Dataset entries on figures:

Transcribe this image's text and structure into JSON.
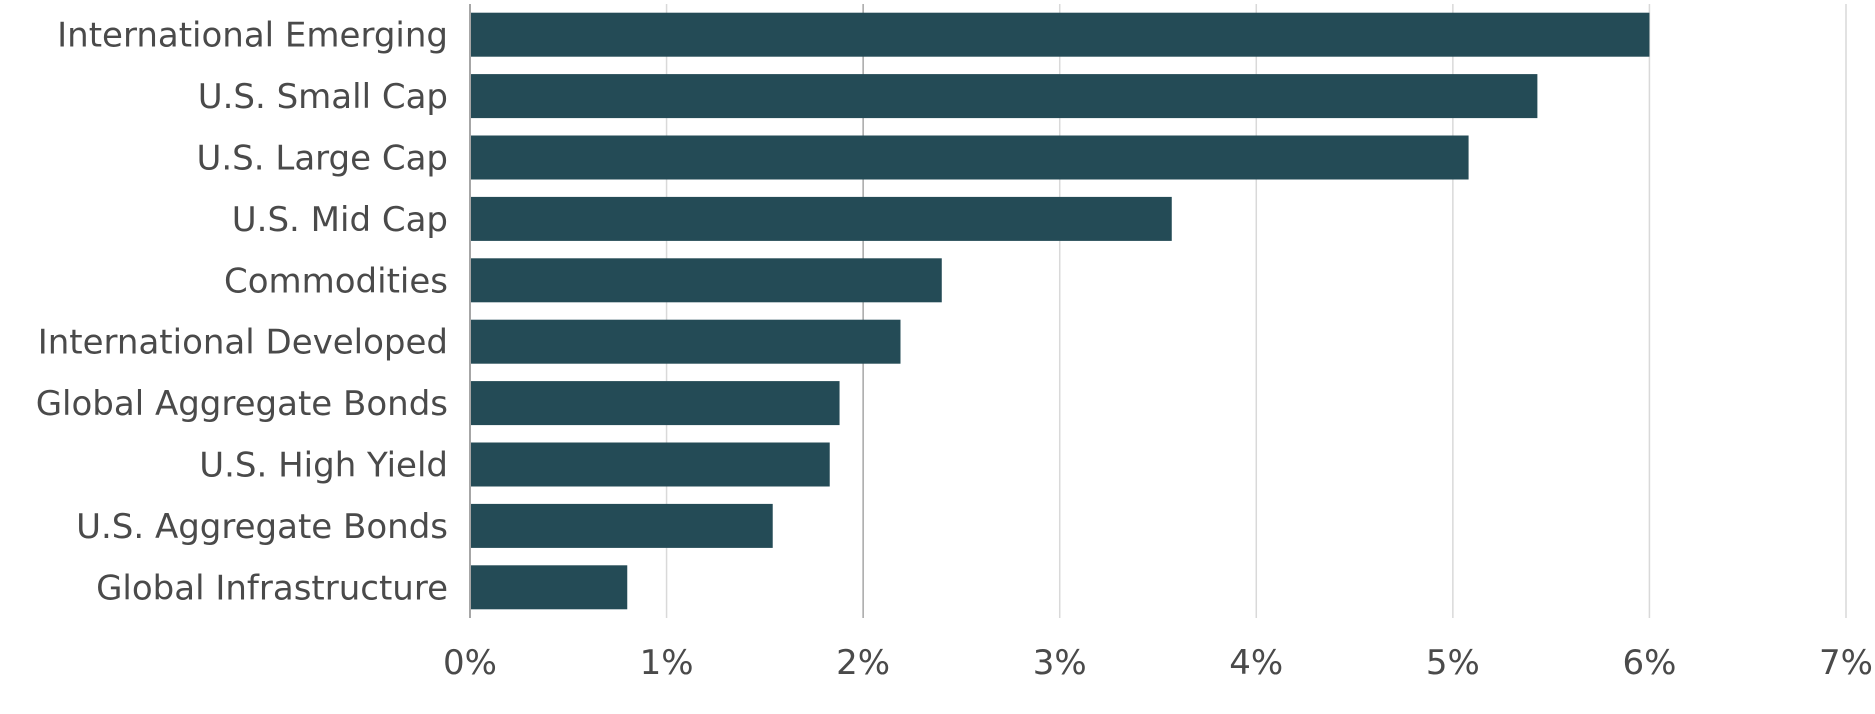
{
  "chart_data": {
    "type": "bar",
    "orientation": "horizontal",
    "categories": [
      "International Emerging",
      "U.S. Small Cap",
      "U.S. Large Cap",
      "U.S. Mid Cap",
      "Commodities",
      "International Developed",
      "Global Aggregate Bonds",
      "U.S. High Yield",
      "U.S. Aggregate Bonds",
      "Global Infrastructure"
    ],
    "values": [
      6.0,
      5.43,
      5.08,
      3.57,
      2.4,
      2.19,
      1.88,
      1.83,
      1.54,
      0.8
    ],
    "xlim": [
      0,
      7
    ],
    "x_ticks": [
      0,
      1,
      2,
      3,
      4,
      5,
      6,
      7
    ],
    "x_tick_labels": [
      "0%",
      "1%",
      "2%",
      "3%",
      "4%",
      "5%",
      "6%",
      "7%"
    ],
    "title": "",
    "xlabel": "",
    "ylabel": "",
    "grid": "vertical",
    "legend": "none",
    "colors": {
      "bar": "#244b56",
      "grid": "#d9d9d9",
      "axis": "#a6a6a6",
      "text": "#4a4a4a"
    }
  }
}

(AIM): Exactly as written, return every line of the listing, but not the pictures.

(REPLY):
Transcribe this image's text and structure into JSON.
{
  "chart_data": {
    "type": "bar",
    "orientation": "horizontal",
    "categories": [
      "International Emerging",
      "U.S. Small Cap",
      "U.S. Large Cap",
      "U.S. Mid Cap",
      "Commodities",
      "International Developed",
      "Global Aggregate Bonds",
      "U.S. High Yield",
      "U.S. Aggregate Bonds",
      "Global Infrastructure"
    ],
    "values": [
      6.0,
      5.43,
      5.08,
      3.57,
      2.4,
      2.19,
      1.88,
      1.83,
      1.54,
      0.8
    ],
    "xlim": [
      0,
      7
    ],
    "x_ticks": [
      0,
      1,
      2,
      3,
      4,
      5,
      6,
      7
    ],
    "x_tick_labels": [
      "0%",
      "1%",
      "2%",
      "3%",
      "4%",
      "5%",
      "6%",
      "7%"
    ],
    "title": "",
    "xlabel": "",
    "ylabel": "",
    "grid": "vertical",
    "legend": "none",
    "colors": {
      "bar": "#244b56",
      "grid": "#d9d9d9",
      "axis": "#a6a6a6",
      "text": "#4a4a4a"
    }
  }
}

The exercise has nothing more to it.